Instructions for the task:
Write out the entries again exactly as they are given.

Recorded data
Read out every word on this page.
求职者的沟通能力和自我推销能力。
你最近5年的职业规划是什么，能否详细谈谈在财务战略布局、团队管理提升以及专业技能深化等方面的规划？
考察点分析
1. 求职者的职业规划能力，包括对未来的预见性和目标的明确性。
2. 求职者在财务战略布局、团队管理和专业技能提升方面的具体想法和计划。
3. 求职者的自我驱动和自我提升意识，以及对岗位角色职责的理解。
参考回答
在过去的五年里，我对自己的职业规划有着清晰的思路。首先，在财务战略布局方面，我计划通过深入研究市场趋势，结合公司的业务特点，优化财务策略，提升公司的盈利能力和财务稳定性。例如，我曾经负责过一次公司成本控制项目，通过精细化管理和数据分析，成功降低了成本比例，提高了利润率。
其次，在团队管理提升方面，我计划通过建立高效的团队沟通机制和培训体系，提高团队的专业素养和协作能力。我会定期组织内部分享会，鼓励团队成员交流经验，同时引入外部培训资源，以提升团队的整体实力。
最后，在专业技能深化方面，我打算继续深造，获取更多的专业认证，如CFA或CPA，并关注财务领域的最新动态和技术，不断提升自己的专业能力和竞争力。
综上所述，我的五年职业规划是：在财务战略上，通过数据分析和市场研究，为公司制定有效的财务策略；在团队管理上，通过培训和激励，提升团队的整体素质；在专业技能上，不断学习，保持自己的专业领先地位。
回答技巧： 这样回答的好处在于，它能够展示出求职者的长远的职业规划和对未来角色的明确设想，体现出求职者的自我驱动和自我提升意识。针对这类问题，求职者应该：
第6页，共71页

Response to the task:
Read out every word on this page.
求职者的沟通能力和自我推销能力。
你最近5年的职业规划是什么，能否详细谈谈在财务战略布局、团队管理提升以及专业技能深化等方面的规划？
考察点分析
1. 求职者的职业规划能力，包括对未来的预见性和目标的明确性。
2. 求职者在财务战略布局、团队管理和专业技能提升方面的具体想法和计划。
3. 求职者的自我驱动和自我提升意识，以及对岗位角色职责的理解。
参考回答
在过去的五年里，我对自己的职业规划有着清晰的思路。首先，在财务战略布局方面，我计划通过深入研究市场趋势，结合公司的业务特点，优化财务策略，提升公司的盈利能力和财务稳定性。例如，我曾经负责过一次公司成本控制项目，通过精细化管理和数据分析，成功降低了成本比例，提高了利润率。
其次，在团队管理提升方面，我计划通过建立高效的团队沟通机制和培训体系，提高团队的专业素养和协作能力。我会定期组织内部分享会，鼓励团队成员交流经验，同时引入外部培训资源，以提升团队的整体实力。
最后，在专业技能深化方面，我打算继续深造，获取更多的专业认证，如CFA或CPA，并关注财务领域的最新动态和技术，不断提升自己的专业能力和竞争力。
综上所述，我的五年职业规划是：在财务战略上，通过数据分析和市场研究，为公司制定有效的财务策略；在团队管理上，通过培训和激励，提升团队的整体素质；在专业技能上，不断学习，保持自己的专业领先地位。
回答技巧： 这样回答的好处在于，它能够展示出求职者的长远的职业规划和对未来角色的明确设想，体现出求职者的自我驱动和自我提升意识。针对这类问题，求职者应该：
第6页，共71页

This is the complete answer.